▶ **The problem**:
From the entries that follow, pick out all lines holding "footer".

Stored entries:
=====

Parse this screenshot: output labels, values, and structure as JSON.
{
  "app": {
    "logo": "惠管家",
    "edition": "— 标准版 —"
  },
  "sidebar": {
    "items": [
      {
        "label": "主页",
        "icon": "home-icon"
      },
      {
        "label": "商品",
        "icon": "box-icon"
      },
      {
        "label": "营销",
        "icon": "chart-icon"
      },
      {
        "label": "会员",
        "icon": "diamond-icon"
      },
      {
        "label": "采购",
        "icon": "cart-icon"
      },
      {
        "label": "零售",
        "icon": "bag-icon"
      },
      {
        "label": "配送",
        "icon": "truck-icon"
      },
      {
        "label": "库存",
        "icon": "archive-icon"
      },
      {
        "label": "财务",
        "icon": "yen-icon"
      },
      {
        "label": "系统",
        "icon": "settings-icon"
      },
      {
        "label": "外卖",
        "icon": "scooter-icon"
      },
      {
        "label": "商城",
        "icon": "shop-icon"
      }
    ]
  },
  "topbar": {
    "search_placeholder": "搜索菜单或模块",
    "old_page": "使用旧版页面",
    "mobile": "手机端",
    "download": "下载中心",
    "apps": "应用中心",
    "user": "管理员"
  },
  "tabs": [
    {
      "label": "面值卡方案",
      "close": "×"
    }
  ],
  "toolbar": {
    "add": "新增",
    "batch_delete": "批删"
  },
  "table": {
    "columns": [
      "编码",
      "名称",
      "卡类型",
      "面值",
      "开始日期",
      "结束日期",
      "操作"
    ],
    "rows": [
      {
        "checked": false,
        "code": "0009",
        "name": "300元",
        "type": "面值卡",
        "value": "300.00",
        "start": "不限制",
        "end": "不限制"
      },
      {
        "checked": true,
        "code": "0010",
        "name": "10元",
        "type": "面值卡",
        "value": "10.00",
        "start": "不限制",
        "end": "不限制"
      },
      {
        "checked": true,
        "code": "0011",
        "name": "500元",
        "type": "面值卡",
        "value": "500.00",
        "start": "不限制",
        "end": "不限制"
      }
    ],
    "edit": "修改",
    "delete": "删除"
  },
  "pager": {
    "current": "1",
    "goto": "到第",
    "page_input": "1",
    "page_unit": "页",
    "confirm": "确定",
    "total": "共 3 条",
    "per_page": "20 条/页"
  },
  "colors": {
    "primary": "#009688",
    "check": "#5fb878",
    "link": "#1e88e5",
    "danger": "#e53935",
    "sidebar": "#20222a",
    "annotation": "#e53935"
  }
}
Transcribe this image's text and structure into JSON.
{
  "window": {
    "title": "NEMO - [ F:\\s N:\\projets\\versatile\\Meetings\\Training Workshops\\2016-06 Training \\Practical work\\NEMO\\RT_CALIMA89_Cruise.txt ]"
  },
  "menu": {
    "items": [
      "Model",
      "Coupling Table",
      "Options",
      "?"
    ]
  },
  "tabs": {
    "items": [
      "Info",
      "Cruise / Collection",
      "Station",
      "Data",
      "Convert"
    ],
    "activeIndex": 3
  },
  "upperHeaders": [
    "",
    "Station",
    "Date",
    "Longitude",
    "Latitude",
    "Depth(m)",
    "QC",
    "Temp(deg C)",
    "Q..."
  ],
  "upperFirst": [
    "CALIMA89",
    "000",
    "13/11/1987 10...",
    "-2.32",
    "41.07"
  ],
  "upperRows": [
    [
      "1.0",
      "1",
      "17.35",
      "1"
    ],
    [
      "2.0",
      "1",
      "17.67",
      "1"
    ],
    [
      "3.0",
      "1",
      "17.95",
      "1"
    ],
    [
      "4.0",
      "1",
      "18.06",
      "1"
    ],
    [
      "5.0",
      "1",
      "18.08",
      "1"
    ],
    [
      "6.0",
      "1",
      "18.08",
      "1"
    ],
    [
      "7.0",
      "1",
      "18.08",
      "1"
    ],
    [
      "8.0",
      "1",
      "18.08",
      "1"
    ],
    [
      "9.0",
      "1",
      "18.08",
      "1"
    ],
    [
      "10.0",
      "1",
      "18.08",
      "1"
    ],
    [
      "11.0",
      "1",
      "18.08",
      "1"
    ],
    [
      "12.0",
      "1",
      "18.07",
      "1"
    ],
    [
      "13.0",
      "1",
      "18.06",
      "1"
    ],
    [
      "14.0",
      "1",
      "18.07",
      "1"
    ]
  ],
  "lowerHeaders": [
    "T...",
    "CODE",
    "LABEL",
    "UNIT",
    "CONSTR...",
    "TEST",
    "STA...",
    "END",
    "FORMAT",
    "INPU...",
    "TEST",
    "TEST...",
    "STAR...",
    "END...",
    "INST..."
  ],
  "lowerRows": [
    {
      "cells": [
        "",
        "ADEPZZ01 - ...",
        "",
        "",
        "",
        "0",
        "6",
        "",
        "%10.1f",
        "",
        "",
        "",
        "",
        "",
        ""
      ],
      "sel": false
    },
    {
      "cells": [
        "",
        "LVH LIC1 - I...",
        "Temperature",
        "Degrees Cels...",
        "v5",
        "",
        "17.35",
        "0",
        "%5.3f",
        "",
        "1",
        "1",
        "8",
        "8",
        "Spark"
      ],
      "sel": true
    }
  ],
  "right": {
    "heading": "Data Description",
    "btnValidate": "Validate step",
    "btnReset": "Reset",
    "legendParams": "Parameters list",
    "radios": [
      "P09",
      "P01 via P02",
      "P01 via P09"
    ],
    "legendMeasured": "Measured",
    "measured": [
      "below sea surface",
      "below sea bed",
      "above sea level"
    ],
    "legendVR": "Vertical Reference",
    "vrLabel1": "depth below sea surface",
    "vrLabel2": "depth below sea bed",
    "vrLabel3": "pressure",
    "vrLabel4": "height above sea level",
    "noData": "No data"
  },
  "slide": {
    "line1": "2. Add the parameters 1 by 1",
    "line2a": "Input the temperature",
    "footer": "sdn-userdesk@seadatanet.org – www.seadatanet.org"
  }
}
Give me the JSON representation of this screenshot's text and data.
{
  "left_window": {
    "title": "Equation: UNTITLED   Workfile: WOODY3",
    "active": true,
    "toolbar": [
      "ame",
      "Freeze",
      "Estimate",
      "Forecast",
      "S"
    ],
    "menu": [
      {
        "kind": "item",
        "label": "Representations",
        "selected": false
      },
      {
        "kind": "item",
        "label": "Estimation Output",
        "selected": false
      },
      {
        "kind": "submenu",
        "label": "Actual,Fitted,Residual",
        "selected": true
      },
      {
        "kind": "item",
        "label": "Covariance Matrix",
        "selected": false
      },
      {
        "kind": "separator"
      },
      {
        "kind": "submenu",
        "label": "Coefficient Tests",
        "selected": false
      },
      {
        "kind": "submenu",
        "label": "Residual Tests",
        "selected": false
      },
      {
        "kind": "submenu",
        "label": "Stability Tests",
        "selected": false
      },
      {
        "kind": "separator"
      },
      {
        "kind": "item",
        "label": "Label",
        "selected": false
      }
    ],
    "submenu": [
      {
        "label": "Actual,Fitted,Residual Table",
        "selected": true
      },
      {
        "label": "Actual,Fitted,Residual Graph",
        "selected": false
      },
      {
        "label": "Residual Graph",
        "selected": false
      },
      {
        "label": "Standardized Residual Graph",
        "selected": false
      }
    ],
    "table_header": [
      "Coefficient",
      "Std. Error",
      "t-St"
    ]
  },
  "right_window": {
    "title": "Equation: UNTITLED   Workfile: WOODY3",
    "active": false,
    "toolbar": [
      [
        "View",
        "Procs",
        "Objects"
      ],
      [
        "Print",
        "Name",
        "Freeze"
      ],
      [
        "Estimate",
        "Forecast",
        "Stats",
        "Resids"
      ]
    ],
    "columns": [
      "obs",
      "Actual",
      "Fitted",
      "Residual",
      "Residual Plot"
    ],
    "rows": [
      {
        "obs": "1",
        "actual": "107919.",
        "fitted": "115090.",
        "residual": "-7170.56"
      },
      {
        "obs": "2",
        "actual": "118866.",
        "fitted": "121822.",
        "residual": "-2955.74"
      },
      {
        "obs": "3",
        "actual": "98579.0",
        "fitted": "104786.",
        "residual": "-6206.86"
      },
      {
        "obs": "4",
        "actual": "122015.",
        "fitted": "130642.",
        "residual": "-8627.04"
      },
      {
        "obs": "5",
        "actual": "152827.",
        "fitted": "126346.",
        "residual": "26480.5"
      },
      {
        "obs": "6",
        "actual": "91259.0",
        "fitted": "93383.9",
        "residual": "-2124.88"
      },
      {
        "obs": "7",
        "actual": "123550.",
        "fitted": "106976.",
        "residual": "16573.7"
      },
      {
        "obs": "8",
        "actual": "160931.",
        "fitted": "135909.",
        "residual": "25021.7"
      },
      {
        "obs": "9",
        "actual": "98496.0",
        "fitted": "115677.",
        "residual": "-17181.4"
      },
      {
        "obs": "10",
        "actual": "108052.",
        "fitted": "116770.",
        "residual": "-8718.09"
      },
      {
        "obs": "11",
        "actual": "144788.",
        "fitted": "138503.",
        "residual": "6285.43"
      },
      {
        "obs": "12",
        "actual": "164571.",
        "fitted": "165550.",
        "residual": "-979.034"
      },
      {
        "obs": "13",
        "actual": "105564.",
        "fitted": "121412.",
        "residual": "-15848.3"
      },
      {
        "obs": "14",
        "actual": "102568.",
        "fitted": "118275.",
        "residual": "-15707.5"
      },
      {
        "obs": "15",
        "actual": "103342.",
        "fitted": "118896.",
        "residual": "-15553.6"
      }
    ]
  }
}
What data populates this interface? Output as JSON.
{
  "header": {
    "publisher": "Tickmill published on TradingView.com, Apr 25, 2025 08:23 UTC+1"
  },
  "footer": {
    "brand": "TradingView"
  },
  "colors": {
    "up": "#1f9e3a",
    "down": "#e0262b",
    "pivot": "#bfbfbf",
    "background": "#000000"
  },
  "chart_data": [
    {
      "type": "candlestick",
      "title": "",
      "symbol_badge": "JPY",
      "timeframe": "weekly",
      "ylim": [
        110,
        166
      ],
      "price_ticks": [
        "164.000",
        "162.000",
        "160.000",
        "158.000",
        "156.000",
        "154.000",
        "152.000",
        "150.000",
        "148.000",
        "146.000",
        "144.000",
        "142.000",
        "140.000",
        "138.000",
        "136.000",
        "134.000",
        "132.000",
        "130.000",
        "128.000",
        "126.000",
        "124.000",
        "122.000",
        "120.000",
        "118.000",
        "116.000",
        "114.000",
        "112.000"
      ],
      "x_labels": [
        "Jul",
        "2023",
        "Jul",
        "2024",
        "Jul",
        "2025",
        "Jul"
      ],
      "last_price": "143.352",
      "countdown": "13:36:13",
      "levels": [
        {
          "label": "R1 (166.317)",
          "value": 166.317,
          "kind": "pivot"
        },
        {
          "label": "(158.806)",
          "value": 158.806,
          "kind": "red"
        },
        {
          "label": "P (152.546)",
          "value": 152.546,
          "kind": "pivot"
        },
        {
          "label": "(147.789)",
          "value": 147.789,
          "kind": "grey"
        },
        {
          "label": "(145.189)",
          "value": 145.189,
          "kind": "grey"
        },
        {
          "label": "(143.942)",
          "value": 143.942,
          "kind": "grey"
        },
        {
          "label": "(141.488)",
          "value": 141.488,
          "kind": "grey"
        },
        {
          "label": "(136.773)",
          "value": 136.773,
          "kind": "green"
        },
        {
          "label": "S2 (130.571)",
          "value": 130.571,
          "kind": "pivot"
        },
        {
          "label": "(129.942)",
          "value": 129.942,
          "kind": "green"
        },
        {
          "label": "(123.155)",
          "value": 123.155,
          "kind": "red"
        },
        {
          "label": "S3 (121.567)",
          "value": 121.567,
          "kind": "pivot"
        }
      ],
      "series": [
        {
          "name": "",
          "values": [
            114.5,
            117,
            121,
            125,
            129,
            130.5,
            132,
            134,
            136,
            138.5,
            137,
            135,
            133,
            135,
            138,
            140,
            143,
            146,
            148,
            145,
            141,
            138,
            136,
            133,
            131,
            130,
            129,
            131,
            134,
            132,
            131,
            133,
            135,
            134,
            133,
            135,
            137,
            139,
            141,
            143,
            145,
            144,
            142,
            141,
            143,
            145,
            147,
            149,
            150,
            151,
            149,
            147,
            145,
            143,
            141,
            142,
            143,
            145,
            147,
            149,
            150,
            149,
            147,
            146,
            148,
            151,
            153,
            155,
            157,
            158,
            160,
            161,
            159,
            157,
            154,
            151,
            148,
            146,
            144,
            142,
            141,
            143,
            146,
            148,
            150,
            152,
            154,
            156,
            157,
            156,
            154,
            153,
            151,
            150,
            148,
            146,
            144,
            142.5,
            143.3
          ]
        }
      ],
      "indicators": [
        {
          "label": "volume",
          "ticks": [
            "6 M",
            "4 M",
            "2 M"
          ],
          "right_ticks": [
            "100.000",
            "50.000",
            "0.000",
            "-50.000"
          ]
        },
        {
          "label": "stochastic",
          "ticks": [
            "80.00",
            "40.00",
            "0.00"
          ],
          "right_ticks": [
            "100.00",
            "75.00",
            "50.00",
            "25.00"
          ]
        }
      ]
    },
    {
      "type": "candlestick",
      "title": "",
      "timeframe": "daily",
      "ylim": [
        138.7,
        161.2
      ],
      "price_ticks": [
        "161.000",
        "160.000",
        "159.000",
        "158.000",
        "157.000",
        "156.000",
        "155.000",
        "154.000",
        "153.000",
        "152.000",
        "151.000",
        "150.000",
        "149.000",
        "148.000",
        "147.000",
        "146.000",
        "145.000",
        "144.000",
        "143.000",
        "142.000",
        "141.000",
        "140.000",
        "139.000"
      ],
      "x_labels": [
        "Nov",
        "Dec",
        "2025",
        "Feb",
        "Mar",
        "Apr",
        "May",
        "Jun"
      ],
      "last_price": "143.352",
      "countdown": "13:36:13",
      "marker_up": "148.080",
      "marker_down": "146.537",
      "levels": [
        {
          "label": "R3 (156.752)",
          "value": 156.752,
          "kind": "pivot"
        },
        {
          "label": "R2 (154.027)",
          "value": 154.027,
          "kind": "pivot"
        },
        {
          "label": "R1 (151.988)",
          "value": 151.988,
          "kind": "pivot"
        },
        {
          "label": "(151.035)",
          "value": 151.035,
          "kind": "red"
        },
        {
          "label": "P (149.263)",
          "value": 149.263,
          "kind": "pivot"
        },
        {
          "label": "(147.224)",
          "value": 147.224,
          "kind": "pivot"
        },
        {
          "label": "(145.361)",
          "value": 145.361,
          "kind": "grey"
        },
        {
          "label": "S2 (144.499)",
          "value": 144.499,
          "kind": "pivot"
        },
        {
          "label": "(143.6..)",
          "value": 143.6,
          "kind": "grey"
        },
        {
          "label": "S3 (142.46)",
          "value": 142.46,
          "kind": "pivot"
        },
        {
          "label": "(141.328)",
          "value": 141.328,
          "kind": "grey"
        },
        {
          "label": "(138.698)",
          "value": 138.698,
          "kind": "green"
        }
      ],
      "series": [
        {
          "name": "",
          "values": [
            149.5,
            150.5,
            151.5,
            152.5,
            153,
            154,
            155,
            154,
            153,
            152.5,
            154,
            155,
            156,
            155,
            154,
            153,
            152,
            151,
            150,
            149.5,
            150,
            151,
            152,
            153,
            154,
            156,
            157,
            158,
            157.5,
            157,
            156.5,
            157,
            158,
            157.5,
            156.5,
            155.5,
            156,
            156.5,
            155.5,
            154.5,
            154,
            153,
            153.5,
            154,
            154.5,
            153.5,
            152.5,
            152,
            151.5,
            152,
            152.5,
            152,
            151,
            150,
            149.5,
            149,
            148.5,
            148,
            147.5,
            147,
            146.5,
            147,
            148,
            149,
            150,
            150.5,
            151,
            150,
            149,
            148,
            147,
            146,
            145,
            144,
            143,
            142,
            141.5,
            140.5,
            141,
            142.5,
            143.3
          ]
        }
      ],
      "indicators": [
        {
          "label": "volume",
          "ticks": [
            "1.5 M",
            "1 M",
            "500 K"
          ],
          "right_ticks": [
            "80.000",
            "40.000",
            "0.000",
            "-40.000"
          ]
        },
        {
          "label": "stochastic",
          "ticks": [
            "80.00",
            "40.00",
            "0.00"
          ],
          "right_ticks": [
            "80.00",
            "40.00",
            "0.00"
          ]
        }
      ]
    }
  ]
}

=====

▶ **Result for this exercise**:
    "footer": "sdn-userdesk@seadatanet.org – www.seadatanet.org"
  "footer": {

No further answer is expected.